- _EXERCISE TASK_: The records below hold pictures; please leave those out and retype the rest exactly.

- _THE INPUT_:
______
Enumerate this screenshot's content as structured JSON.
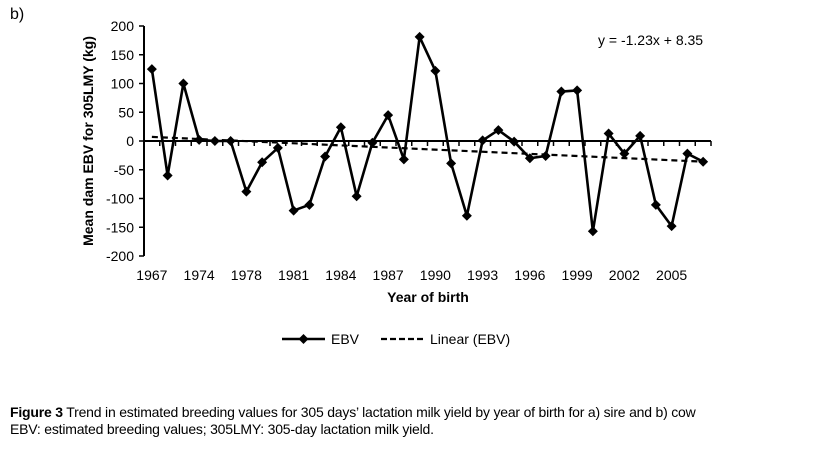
{
  "panel_label": "b)",
  "caption": {
    "figure_label": "Figure 3",
    "text": " Trend in estimated breeding values for 305 days’ lactation milk yield by year of birth for a) sire and b) cow",
    "note": "EBV: estimated breeding values; 305LMY: 305-day lactation milk yield."
  },
  "chart_data": {
    "type": "line",
    "title": "",
    "xlabel": "Year of birth",
    "ylabel": "Mean dam EBV for 305LMY  (kg)",
    "ylim": [
      -200,
      200
    ],
    "yticks": [
      200,
      150,
      100,
      50,
      0,
      -50,
      -100,
      -150,
      -200
    ],
    "grid": false,
    "legend_position": "bottom",
    "categories": [
      "1967",
      "",
      "",
      "1974",
      "",
      "",
      "1978",
      "",
      "",
      "1981",
      "",
      "",
      "1984",
      "",
      "",
      "1987",
      "",
      "",
      "1990",
      "",
      "",
      "1993",
      "",
      "",
      "1996",
      "",
      "",
      "1999",
      "",
      "",
      "2002",
      "",
      "",
      "2005",
      "",
      ""
    ],
    "series": [
      {
        "name": "EBV",
        "style": "solid-diamond",
        "values": [
          125,
          -60,
          100,
          2,
          0,
          0,
          -88,
          -37,
          -12,
          -121,
          -111,
          -27,
          24,
          -96,
          -3,
          45,
          -32,
          181,
          122,
          -39,
          -130,
          1,
          19,
          -1,
          -30,
          -26,
          86,
          88,
          -157,
          13,
          -22,
          9,
          -111,
          -148,
          -22,
          -36
        ]
      },
      {
        "name": "Linear (EBV)",
        "style": "dashed",
        "trend": {
          "slope": -1.23,
          "intercept": 8.35
        }
      }
    ],
    "annotations": [
      {
        "text": "y = -1.23x + 8.35",
        "position": "top-right"
      }
    ]
  }
}
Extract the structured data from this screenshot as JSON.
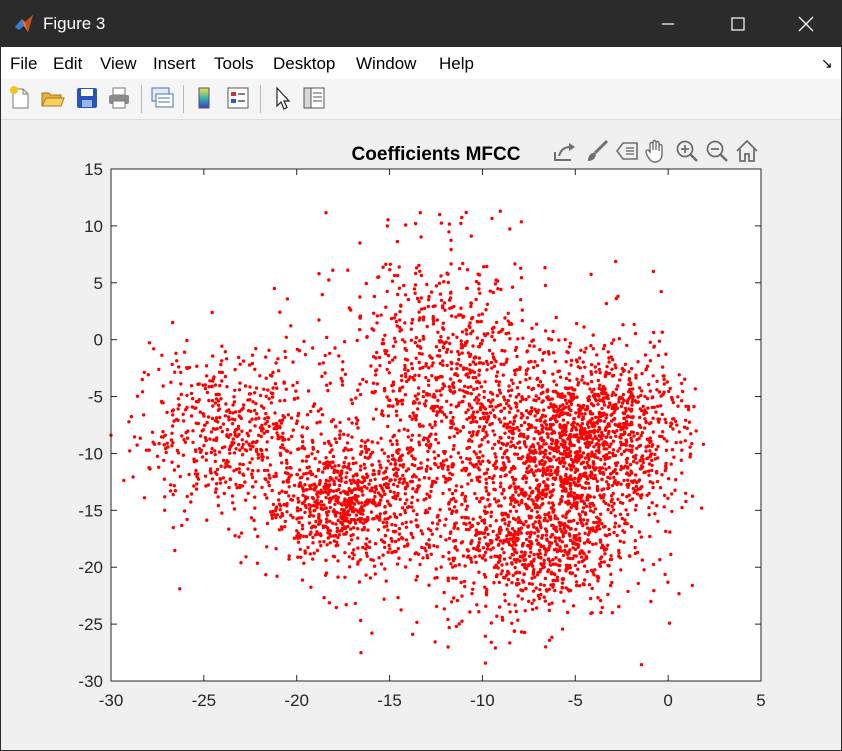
{
  "window": {
    "title": "Figure 3",
    "icon": "matlab-logo-icon",
    "controls": [
      "minimize-icon",
      "maximize-icon",
      "close-icon"
    ]
  },
  "menubar": {
    "items": [
      "File",
      "Edit",
      "View",
      "Insert",
      "Tools",
      "Desktop",
      "Window",
      "Help"
    ],
    "dock_icon": "dock-arrow-icon"
  },
  "toolbar": {
    "icons": [
      "new-figure-icon",
      "open-file-icon",
      "save-icon",
      "print-icon",
      "link-plot-icon",
      "insert-colorbar-icon",
      "insert-legend-icon",
      "edit-plot-icon",
      "property-inspector-icon"
    ]
  },
  "axes_toolbar": {
    "icons": [
      "export-icon",
      "brush-icon",
      "datatip-icon",
      "pan-icon",
      "zoom-in-icon",
      "zoom-out-icon",
      "home-icon"
    ]
  },
  "colors": {
    "marker": "#ff0000",
    "titlebar": "#2b2b2b",
    "axes_bg": "#ffffff",
    "figure_bg": "#f0f0f0"
  },
  "chart_data": {
    "type": "scatter",
    "title": "Coefficients MFCC",
    "xlabel": "",
    "ylabel": "",
    "xlim": [
      -30,
      5
    ],
    "ylim": [
      -30,
      15
    ],
    "xticks": [
      -30,
      -25,
      -20,
      -15,
      -10,
      -5,
      0,
      5
    ],
    "yticks": [
      15,
      10,
      5,
      0,
      -5,
      -10,
      -15,
      -20,
      -25,
      -30
    ],
    "grid": false,
    "legend": "none",
    "clusters": [
      {
        "cx": -23.5,
        "cy": -8.0,
        "sx": 2.6,
        "sy": 3.5,
        "n": 560
      },
      {
        "cx": -17.5,
        "cy": -14.5,
        "sx": 2.2,
        "sy": 2.6,
        "n": 720
      },
      {
        "cx": -12.0,
        "cy": -3.0,
        "sx": 2.8,
        "sy": 5.5,
        "n": 700
      },
      {
        "cx": -5.0,
        "cy": -9.0,
        "sx": 2.2,
        "sy": 3.5,
        "n": 1000
      },
      {
        "cx": -7.0,
        "cy": -18.0,
        "sx": 2.5,
        "sy": 3.2,
        "n": 700
      },
      {
        "cx": -10.5,
        "cy": -12.0,
        "sx": 4.0,
        "sy": 6.5,
        "n": 650
      },
      {
        "cx": -2.0,
        "cy": -8.0,
        "sx": 2.0,
        "sy": 4.5,
        "n": 330
      }
    ],
    "outlier_points": [
      {
        "x": -30.0,
        "y": -8.4
      },
      {
        "x": -26.3,
        "y": -21.9
      },
      {
        "x": -23.0,
        "y": -19.6
      },
      {
        "x": -21.2,
        "y": 4.5
      },
      {
        "x": -18.8,
        "y": 5.8
      },
      {
        "x": -16.6,
        "y": 8.5
      },
      {
        "x": -12.3,
        "y": 11.0
      },
      {
        "x": -11.4,
        "y": -25.2
      },
      {
        "x": -9.3,
        "y": -27.1
      },
      {
        "x": -6.6,
        "y": -27.0
      },
      {
        "x": 1.3,
        "y": -21.6
      },
      {
        "x": 1.8,
        "y": -14.8
      },
      {
        "x": 1.9,
        "y": -9.2
      },
      {
        "x": -28.2,
        "y": -13.9
      },
      {
        "x": -25.9,
        "y": -15.8
      },
      {
        "x": -3.0,
        "y": -24.0
      },
      {
        "x": -10.6,
        "y": 9.1
      },
      {
        "x": -13.6,
        "y": 10.2
      },
      {
        "x": -9.3,
        "y": 4.9
      },
      {
        "x": -26.5,
        "y": -1.2
      },
      {
        "x": -27.7,
        "y": -0.8
      }
    ]
  }
}
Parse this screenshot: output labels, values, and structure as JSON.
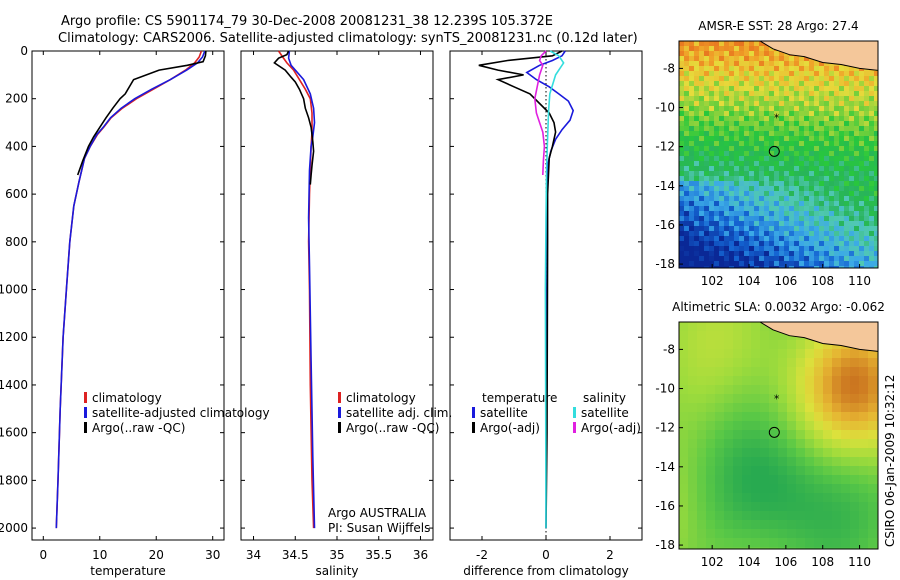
______
- _RESULT_:
Enumerate this screenshot's content as structured JSON.
{
  "panel_label": "b)",
  "caption": {
    "figure_label": "Figure 3",
    "text": " Trend in estimated breeding values for 305 days’ lactation milk yield by year of birth for a) sire and b) cow",
    "note": "EBV: estimated breeding values; 305LMY: 305-day lactation milk yield."
  },
  "chart_data": {
    "type": "line",
    "title": "",
    "xlabel": "Year of birth",
    "ylabel": "Mean dam EBV for 305LMY  (kg)",
    "ylim": [
      -200,
      200
    ],
    "yticks": [
      200,
      150,
      100,
      50,
      0,
      -50,
      -100,
      -150,
      -200
    ],
    "grid": false,
    "legend_position": "bottom",
    "categories": [
      "1967",
      "",
      "",
      "1974",
      "",
      "",
      "1978",
      "",
      "",
      "1981",
      "",
      "",
      "1984",
      "",
      "",
      "1987",
      "",
      "",
      "1990",
      "",
      "",
      "1993",
      "",
      "",
      "1996",
      "",
      "",
      "1999",
      "",
      "",
      "2002",
      "",
      "",
      "2005",
      "",
      ""
    ],
    "series": [
      {
        "name": "EBV",
        "style": "solid-diamond",
        "values": [
          125,
          -60,
          100,
          2,
          0,
          0,
          -88,
          -37,
          -12,
          -121,
          -111,
          -27,
          24,
          -96,
          -3,
          45,
          -32,
          181,
          122,
          -39,
          -130,
          1,
          19,
          -1,
          -30,
          -26,
          86,
          88,
          -157,
          13,
          -22,
          9,
          -111,
          -148,
          -22,
          -36
        ]
      },
      {
        "name": "Linear (EBV)",
        "style": "dashed",
        "trend": {
          "slope": -1.23,
          "intercept": 8.35
        }
      }
    ],
    "annotations": [
      {
        "text": "y = -1.23x + 8.35",
        "position": "top-right"
      }
    ]
  }
}
Extract the structured data from this screenshot as JSON.
{
  "window": {
    "title": "Figure 3",
    "icon": "matlab-logo-icon",
    "controls": [
      "minimize-icon",
      "maximize-icon",
      "close-icon"
    ]
  },
  "menubar": {
    "items": [
      "File",
      "Edit",
      "View",
      "Insert",
      "Tools",
      "Desktop",
      "Window",
      "Help"
    ],
    "dock_icon": "dock-arrow-icon"
  },
  "toolbar": {
    "icons": [
      "new-figure-icon",
      "open-file-icon",
      "save-icon",
      "print-icon",
      "link-plot-icon",
      "insert-colorbar-icon",
      "insert-legend-icon",
      "edit-plot-icon",
      "property-inspector-icon"
    ]
  },
  "axes_toolbar": {
    "icons": [
      "export-icon",
      "brush-icon",
      "datatip-icon",
      "pan-icon",
      "zoom-in-icon",
      "zoom-out-icon",
      "home-icon"
    ]
  },
  "colors": {
    "marker": "#ff0000",
    "titlebar": "#2b2b2b",
    "axes_bg": "#ffffff",
    "figure_bg": "#f0f0f0"
  },
  "chart_data": {
    "type": "scatter",
    "title": "Coefficients MFCC",
    "xlabel": "",
    "ylabel": "",
    "xlim": [
      -30,
      5
    ],
    "ylim": [
      -30,
      15
    ],
    "xticks": [
      -30,
      -25,
      -20,
      -15,
      -10,
      -5,
      0,
      5
    ],
    "yticks": [
      15,
      10,
      5,
      0,
      -5,
      -10,
      -15,
      -20,
      -25,
      -30
    ],
    "grid": false,
    "legend": "none",
    "clusters": [
      {
        "cx": -23.5,
        "cy": -8.0,
        "sx": 2.6,
        "sy": 3.5,
        "n": 560
      },
      {
        "cx": -17.5,
        "cy": -14.5,
        "sx": 2.2,
        "sy": 2.6,
        "n": 720
      },
      {
        "cx": -12.0,
        "cy": -3.0,
        "sx": 2.8,
        "sy": 5.5,
        "n": 700
      },
      {
        "cx": -5.0,
        "cy": -9.0,
        "sx": 2.2,
        "sy": 3.5,
        "n": 1000
      },
      {
        "cx": -7.0,
        "cy": -18.0,
        "sx": 2.5,
        "sy": 3.2,
        "n": 700
      },
      {
        "cx": -10.5,
        "cy": -12.0,
        "sx": 4.0,
        "sy": 6.5,
        "n": 650
      },
      {
        "cx": -2.0,
        "cy": -8.0,
        "sx": 2.0,
        "sy": 4.5,
        "n": 330
      }
    ],
    "outlier_points": [
      {
        "x": -30.0,
        "y": -8.4
      },
      {
        "x": -26.3,
        "y": -21.9
      },
      {
        "x": -23.0,
        "y": -19.6
      },
      {
        "x": -21.2,
        "y": 4.5
      },
      {
        "x": -18.8,
        "y": 5.8
      },
      {
        "x": -16.6,
        "y": 8.5
      },
      {
        "x": -12.3,
        "y": 11.0
      },
      {
        "x": -11.4,
        "y": -25.2
      },
      {
        "x": -9.3,
        "y": -27.1
      },
      {
        "x": -6.6,
        "y": -27.0
      },
      {
        "x": 1.3,
        "y": -21.6
      },
      {
        "x": 1.8,
        "y": -14.8
      },
      {
        "x": 1.9,
        "y": -9.2
      },
      {
        "x": -28.2,
        "y": -13.9
      },
      {
        "x": -25.9,
        "y": -15.8
      },
      {
        "x": -3.0,
        "y": -24.0
      },
      {
        "x": -10.6,
        "y": 9.1
      },
      {
        "x": -13.6,
        "y": 10.2
      },
      {
        "x": -9.3,
        "y": 4.9
      },
      {
        "x": -26.5,
        "y": -1.2
      },
      {
        "x": -27.7,
        "y": -0.8
      }
    ]
  }
}
Parse this screenshot: output labels, values, and structure as JSON.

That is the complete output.